_Task directions_:
Look through the data and write out every line with the word "image" in it.

[Dataset listings of figures]
************

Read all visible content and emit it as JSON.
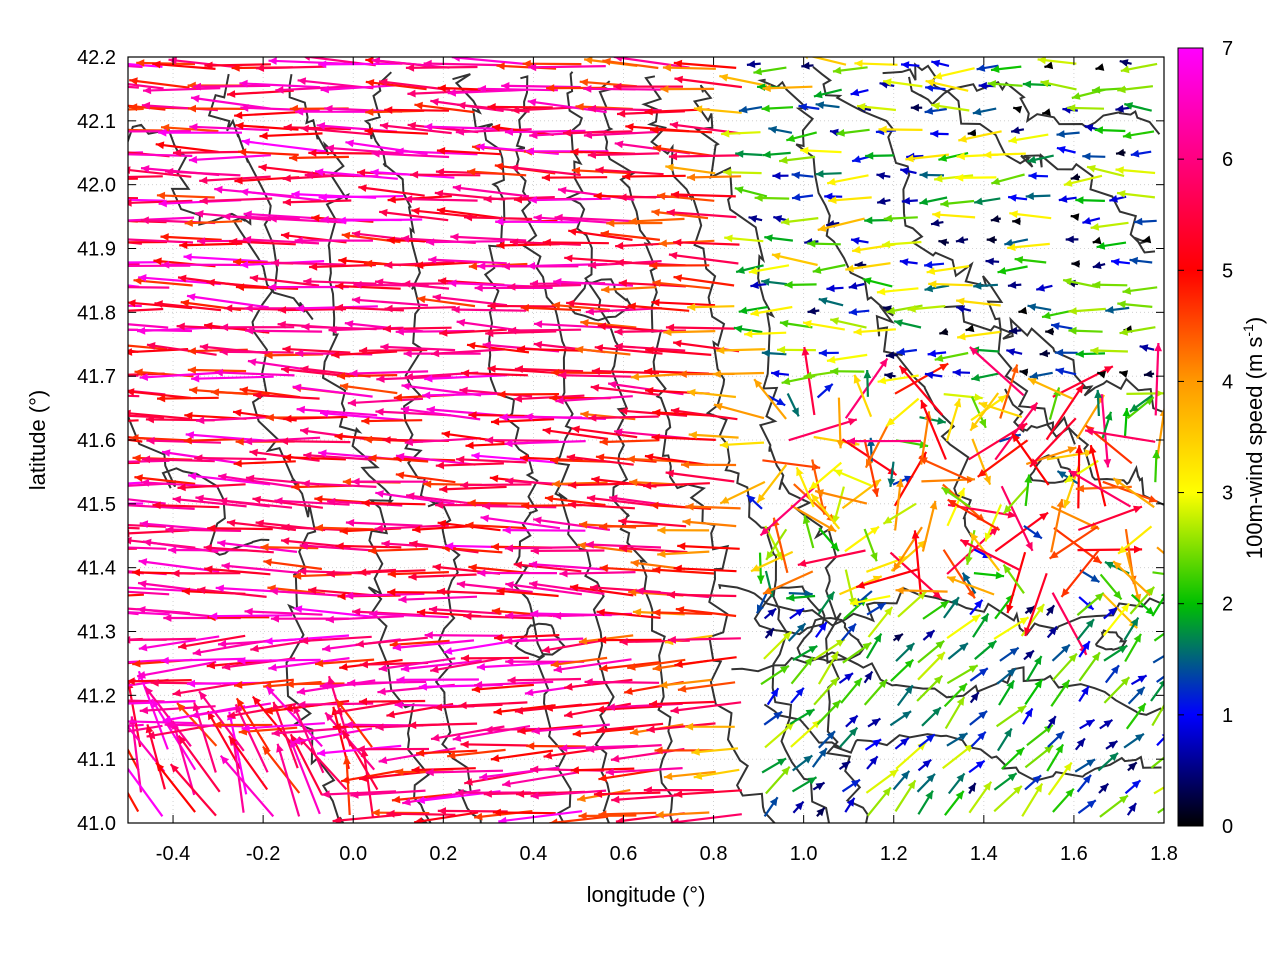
{
  "chart_data": {
    "type": "vector-field",
    "title": "",
    "xlabel": "longitude (°)",
    "ylabel": "latitude (°)",
    "xlim": [
      -0.5,
      1.8
    ],
    "ylim": [
      41.0,
      42.2
    ],
    "x_ticks": [
      "-0.4",
      "-0.2",
      "0.0",
      "0.2",
      "0.4",
      "0.6",
      "0.8",
      "1.0",
      "1.2",
      "1.4",
      "1.6",
      "1.8"
    ],
    "y_ticks": [
      "41.0",
      "41.1",
      "41.2",
      "41.3",
      "41.4",
      "41.5",
      "41.6",
      "41.7",
      "41.8",
      "41.9",
      "42.0",
      "42.1",
      "42.2"
    ],
    "grid": "dotted",
    "colorbar": {
      "label": "100m-wind speed (m s",
      "label_sup": "-1",
      "label_end": ")",
      "range": [
        0,
        7
      ],
      "ticks": [
        "0",
        "1",
        "2",
        "3",
        "4",
        "5",
        "6",
        "7"
      ],
      "colors": [
        "#000000",
        "#0000ff",
        "#00c000",
        "#ffff00",
        "#ff9900",
        "#ff0000",
        "#ff00ff"
      ]
    },
    "contour_color": "#333333",
    "wind_regions": [
      {
        "region": "west",
        "lon": [
          -0.5,
          0.9
        ],
        "lat": [
          41.0,
          42.2
        ],
        "direction": "westward",
        "speed_range_ms": [
          4,
          7
        ]
      },
      {
        "region": "northeast",
        "lon": [
          0.9,
          1.8
        ],
        "lat": [
          41.7,
          42.2
        ],
        "direction": "westward",
        "speed_range_ms": [
          0.5,
          4
        ]
      },
      {
        "region": "southeast",
        "lon": [
          0.9,
          1.8
        ],
        "lat": [
          41.0,
          41.35
        ],
        "direction": "northeastward",
        "speed_range_ms": [
          0.3,
          3
        ]
      },
      {
        "region": "east-central",
        "lon": [
          1.2,
          1.8
        ],
        "lat": [
          41.35,
          41.7
        ],
        "direction": "variable",
        "speed_range_ms": [
          1,
          6
        ]
      }
    ]
  }
}
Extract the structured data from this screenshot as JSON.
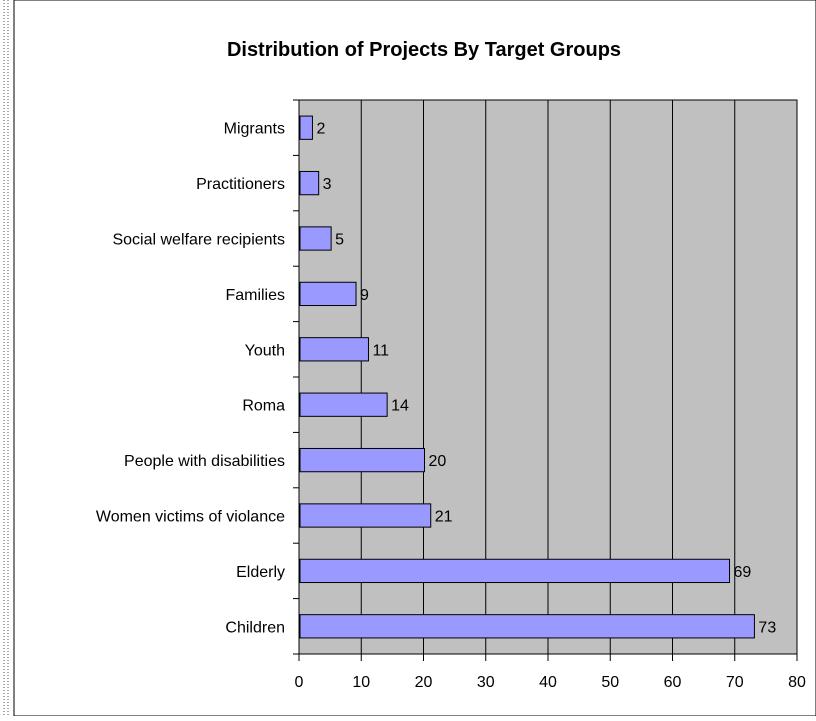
{
  "chart_data": {
    "type": "bar",
    "orientation": "horizontal",
    "title": "Distribution of Projects By Target Groups",
    "categories": [
      "Migrants",
      "Practitioners",
      "Social welfare recipients",
      "Families",
      "Youth",
      "Roma",
      "People with disabilities",
      "Women victims of violance",
      "Elderly",
      "Children"
    ],
    "values": [
      2,
      3,
      5,
      9,
      11,
      14,
      20,
      21,
      69,
      73
    ],
    "data_labels": [
      "2",
      "3",
      "5",
      "9",
      "11",
      "14",
      "20",
      "21",
      "69",
      "73"
    ],
    "xlim": [
      0,
      80
    ],
    "x_ticks": [
      0,
      10,
      20,
      30,
      40,
      50,
      60,
      70,
      80
    ],
    "x_tick_labels": [
      "0",
      "10",
      "20",
      "30",
      "40",
      "50",
      "60",
      "70",
      "80"
    ],
    "grid": "vertical",
    "legend": "none",
    "colors": {
      "bar_fill": "#9999ff",
      "bar_stroke": "#000000",
      "plot_background": "#c0c0c0",
      "grid": "#000000",
      "chart_background": "#ffffff",
      "chart_border": "#000000"
    }
  }
}
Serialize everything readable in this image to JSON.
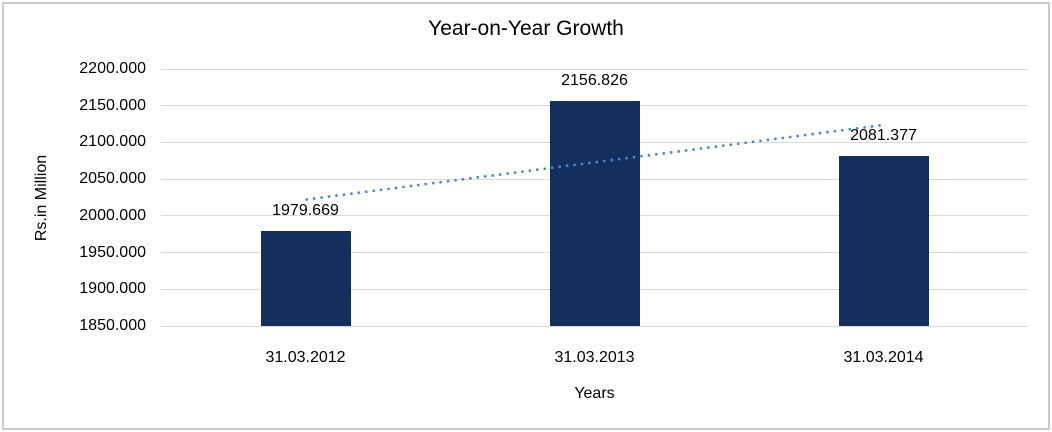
{
  "frame": {
    "border_color": "#C9C9C9"
  },
  "chart_data": {
    "type": "bar",
    "title": "Year-on-Year Growth",
    "xlabel": "Years",
    "ylabel": "Rs.in Million",
    "categories": [
      "31.03.2012",
      "31.03.2013",
      "31.03.2014"
    ],
    "values": [
      1979.669,
      2156.826,
      2081.377
    ],
    "data_labels": [
      "1979.669",
      "2156.826",
      "2081.377"
    ],
    "ylim": [
      1850,
      2200
    ],
    "ytick_step": 50,
    "ytick_labels": [
      "1850.000",
      "1900.000",
      "1950.000",
      "2000.000",
      "2050.000",
      "2100.000",
      "2150.000",
      "2200.000"
    ],
    "grid": true,
    "legend": "none",
    "bar_color": "#122F5E",
    "gridline_color": "#D9D9D9",
    "text_color": "#000000",
    "trendline": {
      "style": "dotted",
      "color": "#4F86C8",
      "start_value": 2022.1,
      "end_value": 2123.8
    }
  }
}
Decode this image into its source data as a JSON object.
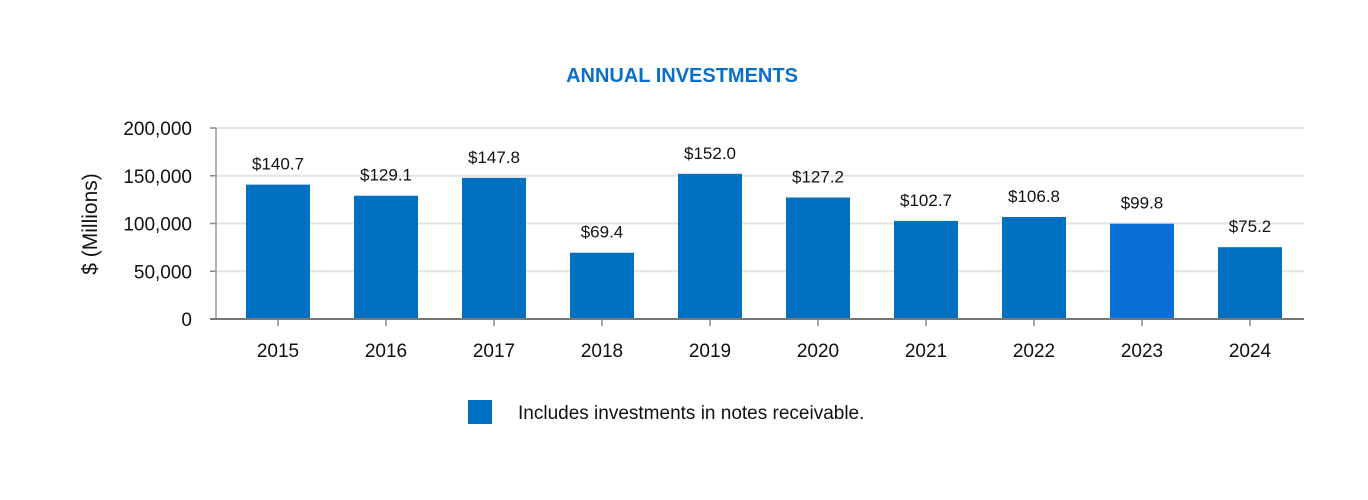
{
  "chart_data": {
    "type": "bar",
    "title": "ANNUAL INVESTMENTS",
    "xlabel": "",
    "ylabel": "$ (Millions)",
    "ylim": [
      0,
      200000
    ],
    "yticks": [
      "0",
      "50,000",
      "100,000",
      "150,000",
      "200,000"
    ],
    "ytick_values": [
      0,
      50000,
      100000,
      150000,
      200000
    ],
    "grid": true,
    "categories": [
      "2015",
      "2016",
      "2017",
      "2018",
      "2019",
      "2020",
      "2021",
      "2022",
      "2023",
      "2024"
    ],
    "values": [
      140700,
      129100,
      147800,
      69400,
      152000,
      127200,
      102700,
      106800,
      99800,
      75200
    ],
    "data_labels": [
      "$140.7",
      "$129.1",
      "$147.8",
      "$69.4",
      "$152.0",
      "$127.2",
      "$102.7",
      "$106.8",
      "$99.8",
      "$75.2"
    ],
    "bar_color": "#0070c0",
    "highlight_color": "#0a6fd6",
    "legend": {
      "position": "bottom",
      "label": "Includes investments in notes receivable."
    }
  }
}
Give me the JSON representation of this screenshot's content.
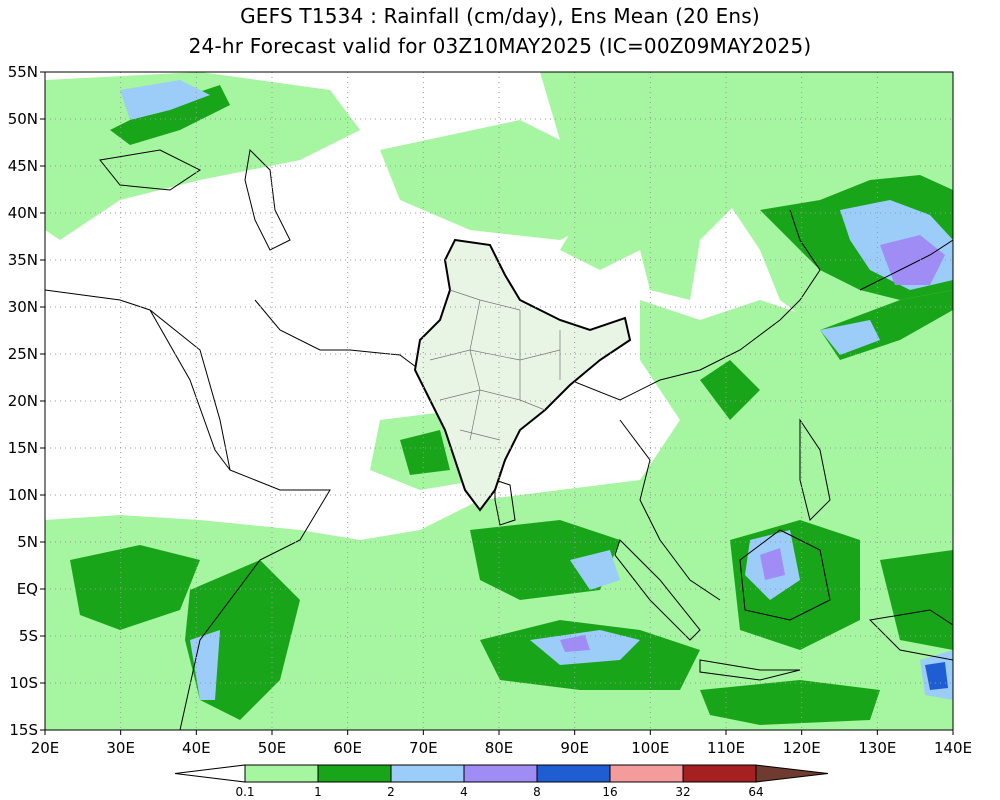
{
  "title_line1": "GEFS T1534 : Rainfall (cm/day), Ens Mean (20 Ens)",
  "title_line2": "24-hr Forecast valid for 03Z10MAY2025 (IC=00Z09MAY2025)",
  "lon_labels": [
    "20E",
    "30E",
    "40E",
    "50E",
    "60E",
    "70E",
    "80E",
    "90E",
    "100E",
    "110E",
    "120E",
    "130E",
    "140E"
  ],
  "lat_labels": [
    "55N",
    "50N",
    "45N",
    "40N",
    "35N",
    "30N",
    "25N",
    "20N",
    "15N",
    "10N",
    "5N",
    "EQ",
    "5S",
    "10S",
    "15S"
  ],
  "legend": {
    "levels": [
      "0.1",
      "1",
      "2",
      "4",
      "8",
      "16",
      "32",
      "64"
    ],
    "colors": [
      "#ffffff",
      "#a6f5a0",
      "#19a519",
      "#9ccdf8",
      "#a08cf5",
      "#1e5ed2",
      "#f49c9c",
      "#a62021",
      "#6f3a2f"
    ]
  },
  "rain_colors": {
    "light": "#a6f5a0",
    "moderate": "#19a519",
    "heavy": "#9ccdf8",
    "very_heavy": "#a08cf5",
    "extreme": "#1e5ed2"
  },
  "grid": true
}
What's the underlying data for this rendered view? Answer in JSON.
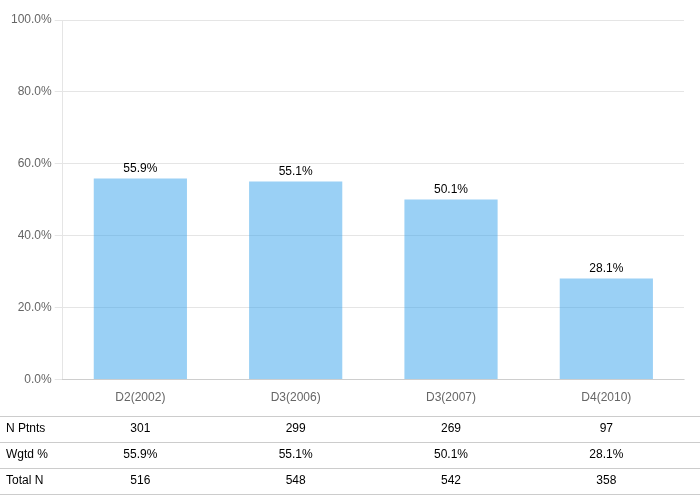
{
  "chart_data": {
    "type": "bar",
    "categories": [
      "D2(2002)",
      "D3(2006)",
      "D3(2007)",
      "D4(2010)"
    ],
    "values": [
      55.9,
      55.1,
      50.1,
      28.1
    ],
    "value_labels": [
      "55.9%",
      "55.1%",
      "50.1%",
      "28.1%"
    ],
    "data_labels": true,
    "ylim": [
      0,
      100
    ],
    "yticks": [
      {
        "value": 0,
        "label": "0.0%"
      },
      {
        "value": 20,
        "label": "20.0%"
      },
      {
        "value": 40,
        "label": "40.0%"
      },
      {
        "value": 60,
        "label": "60.0%"
      },
      {
        "value": 80,
        "label": "80.0%"
      },
      {
        "value": 100,
        "label": "100.0%"
      }
    ],
    "grid": true,
    "table": [
      {
        "label": "N Ptnts",
        "values": [
          301,
          299,
          269,
          97
        ]
      },
      {
        "label": "Wgtd %",
        "values": [
          55.9,
          55.1,
          50.1,
          28.1
        ],
        "value_labels": [
          "55.9%",
          "55.1%",
          "50.1%",
          "28.1%"
        ]
      },
      {
        "label": "Total N",
        "values": [
          516,
          548,
          542,
          358
        ]
      }
    ]
  }
}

************

_The reply_:
Serialize everything readable in this image to JSON.
Decode this image into its source data as a JSON object.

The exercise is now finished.